Copy out the records precisely, omitting pictures.

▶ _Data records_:

▶

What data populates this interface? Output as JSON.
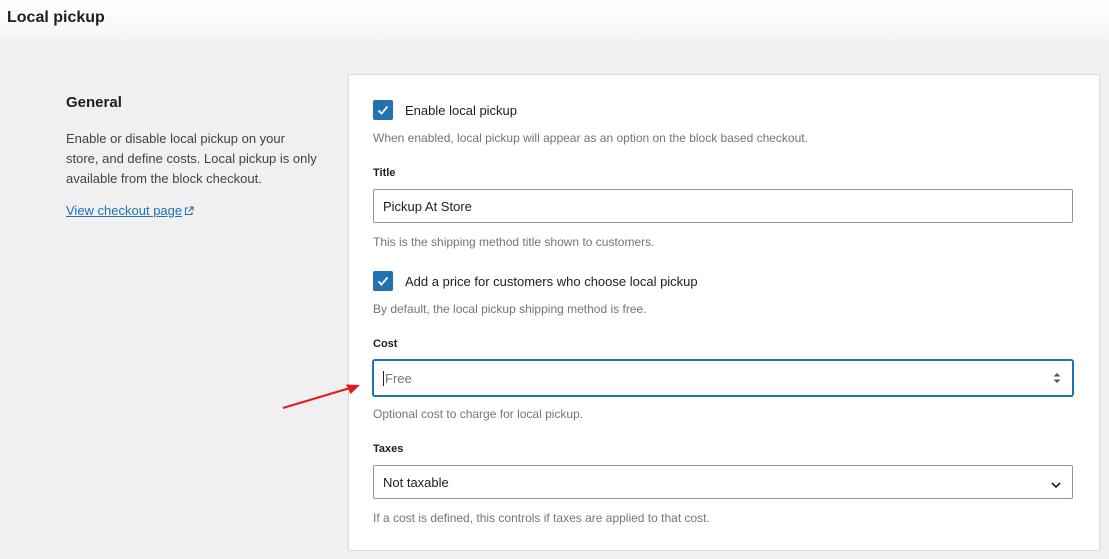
{
  "page": {
    "title": "Local pickup"
  },
  "sidebar": {
    "heading": "General",
    "description": "Enable or disable local pickup on your store, and define costs. Local pickup is only available from the block checkout.",
    "link_label": "View checkout page",
    "link_icon": "external-link-icon"
  },
  "form": {
    "enable": {
      "checked": true,
      "label": "Enable local pickup",
      "help": "When enabled, local pickup will appear as an option on the block based checkout."
    },
    "title": {
      "label": "Title",
      "value": "Pickup At Store",
      "help": "This is the shipping method title shown to customers."
    },
    "add_price": {
      "checked": true,
      "label": "Add a price for customers who choose local pickup",
      "help": "By default, the local pickup shipping method is free."
    },
    "cost": {
      "label": "Cost",
      "value": "",
      "placeholder": "Free",
      "help": "Optional cost to charge for local pickup."
    },
    "taxes": {
      "label": "Taxes",
      "selected": "Not taxable",
      "help": "If a cost is defined, this controls if taxes are applied to that cost."
    }
  },
  "colors": {
    "accent": "#2271b1",
    "annotation_arrow": "#e31b1b"
  }
}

◀

▶ _Problem solution_:
What data populates this interface? Output as JSON.
{
  "page": {
    "title": "Local pickup"
  },
  "sidebar": {
    "heading": "General",
    "description": "Enable or disable local pickup on your store, and define costs. Local pickup is only available from the block checkout.",
    "link_label": "View checkout page",
    "link_icon": "external-link-icon"
  },
  "form": {
    "enable": {
      "checked": true,
      "label": "Enable local pickup",
      "help": "When enabled, local pickup will appear as an option on the block based checkout."
    },
    "title": {
      "label": "Title",
      "value": "Pickup At Store",
      "help": "This is the shipping method title shown to customers."
    },
    "add_price": {
      "checked": true,
      "label": "Add a price for customers who choose local pickup",
      "help": "By default, the local pickup shipping method is free."
    },
    "cost": {
      "label": "Cost",
      "value": "",
      "placeholder": "Free",
      "help": "Optional cost to charge for local pickup."
    },
    "taxes": {
      "label": "Taxes",
      "selected": "Not taxable",
      "help": "If a cost is defined, this controls if taxes are applied to that cost."
    }
  },
  "colors": {
    "accent": "#2271b1",
    "annotation_arrow": "#e31b1b"
  }
}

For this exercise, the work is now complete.